Your task is to repeat the entries exactly. Leave the pictures out.

Records supplied:
□ □ □ □
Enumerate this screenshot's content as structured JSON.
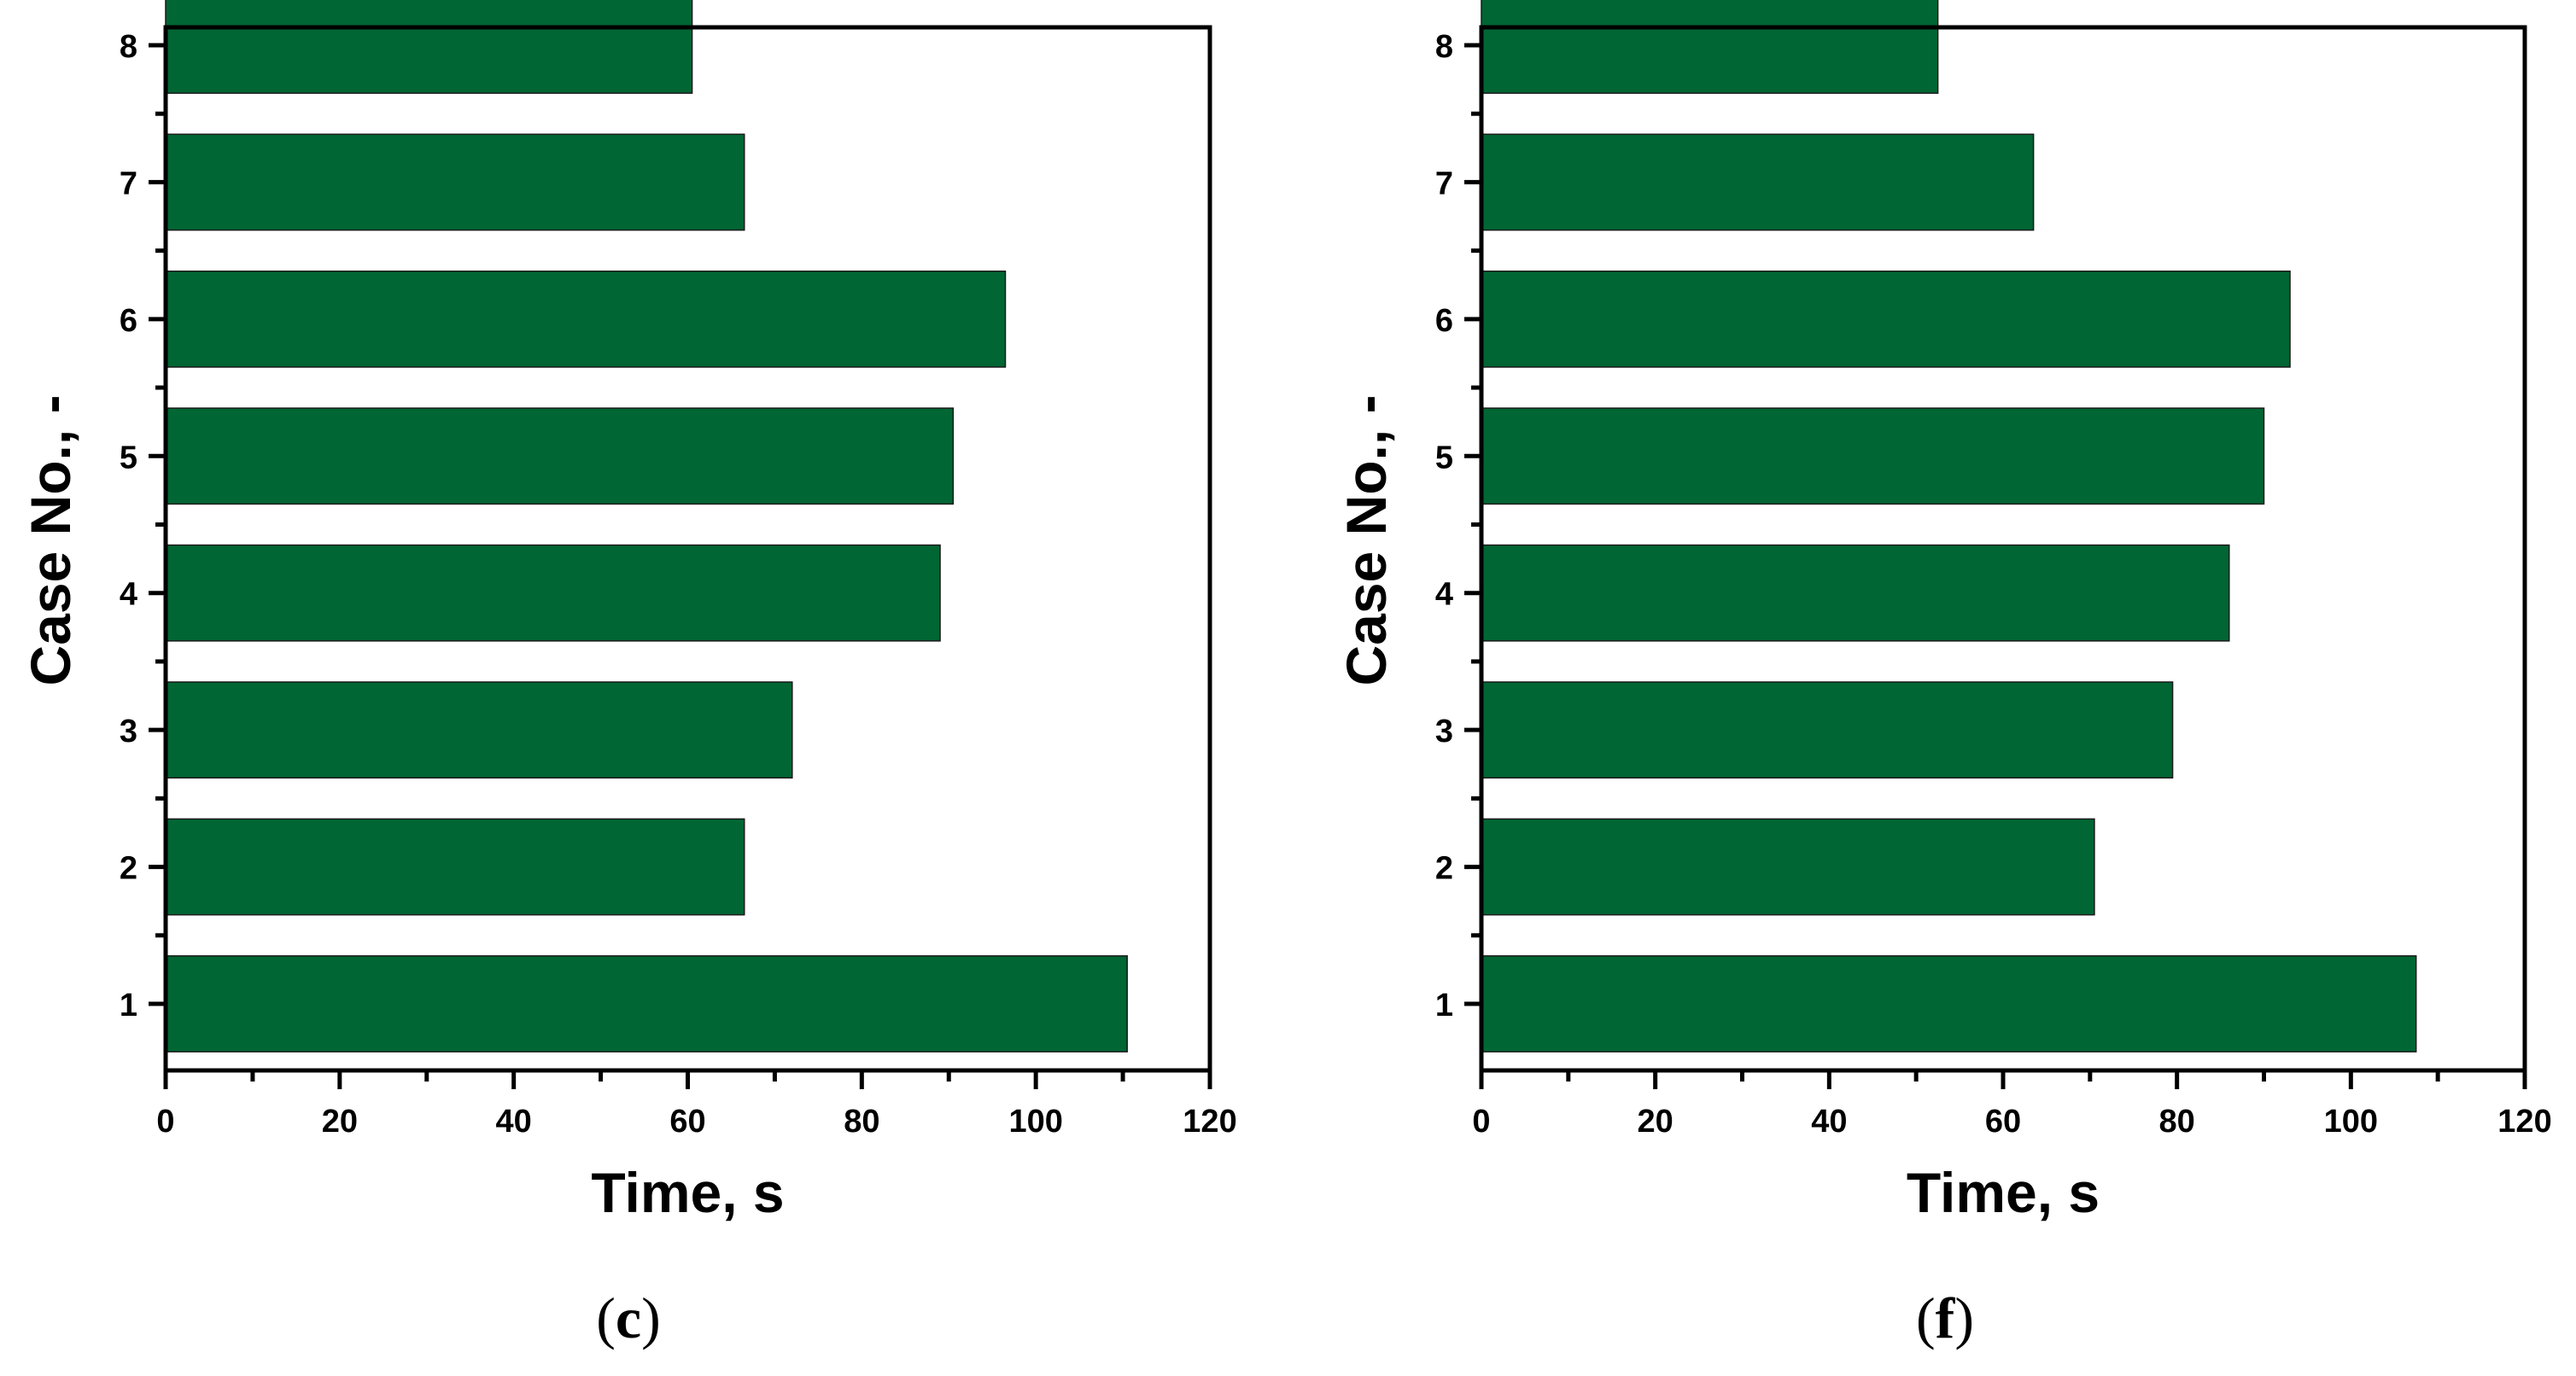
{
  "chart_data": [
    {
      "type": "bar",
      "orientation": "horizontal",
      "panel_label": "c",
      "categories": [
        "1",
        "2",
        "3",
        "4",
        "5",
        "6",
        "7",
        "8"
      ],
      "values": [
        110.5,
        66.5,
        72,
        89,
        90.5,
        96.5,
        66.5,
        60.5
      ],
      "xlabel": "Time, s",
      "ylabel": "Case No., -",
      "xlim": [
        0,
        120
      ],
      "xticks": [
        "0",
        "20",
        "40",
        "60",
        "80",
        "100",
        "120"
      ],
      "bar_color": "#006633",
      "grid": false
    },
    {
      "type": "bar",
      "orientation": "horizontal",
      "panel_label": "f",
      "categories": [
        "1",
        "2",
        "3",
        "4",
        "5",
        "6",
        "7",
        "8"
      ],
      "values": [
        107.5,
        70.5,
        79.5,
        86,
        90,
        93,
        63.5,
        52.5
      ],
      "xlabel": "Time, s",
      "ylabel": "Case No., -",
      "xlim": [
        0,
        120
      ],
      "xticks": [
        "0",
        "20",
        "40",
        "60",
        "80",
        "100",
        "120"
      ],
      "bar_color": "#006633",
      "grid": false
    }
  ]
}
□ □ □ □
Task solution:
Enumerate this screenshot's content as structured JSON.
{
  "chart_data": [
    {
      "type": "bar",
      "orientation": "horizontal",
      "panel_label": "c",
      "categories": [
        "1",
        "2",
        "3",
        "4",
        "5",
        "6",
        "7",
        "8"
      ],
      "values": [
        110.5,
        66.5,
        72,
        89,
        90.5,
        96.5,
        66.5,
        60.5
      ],
      "xlabel": "Time, s",
      "ylabel": "Case No., -",
      "xlim": [
        0,
        120
      ],
      "xticks": [
        "0",
        "20",
        "40",
        "60",
        "80",
        "100",
        "120"
      ],
      "bar_color": "#006633",
      "grid": false
    },
    {
      "type": "bar",
      "orientation": "horizontal",
      "panel_label": "f",
      "categories": [
        "1",
        "2",
        "3",
        "4",
        "5",
        "6",
        "7",
        "8"
      ],
      "values": [
        107.5,
        70.5,
        79.5,
        86,
        90,
        93,
        63.5,
        52.5
      ],
      "xlabel": "Time, s",
      "ylabel": "Case No., -",
      "xlim": [
        0,
        120
      ],
      "xticks": [
        "0",
        "20",
        "40",
        "60",
        "80",
        "100",
        "120"
      ],
      "bar_color": "#006633",
      "grid": false
    }
  ]
}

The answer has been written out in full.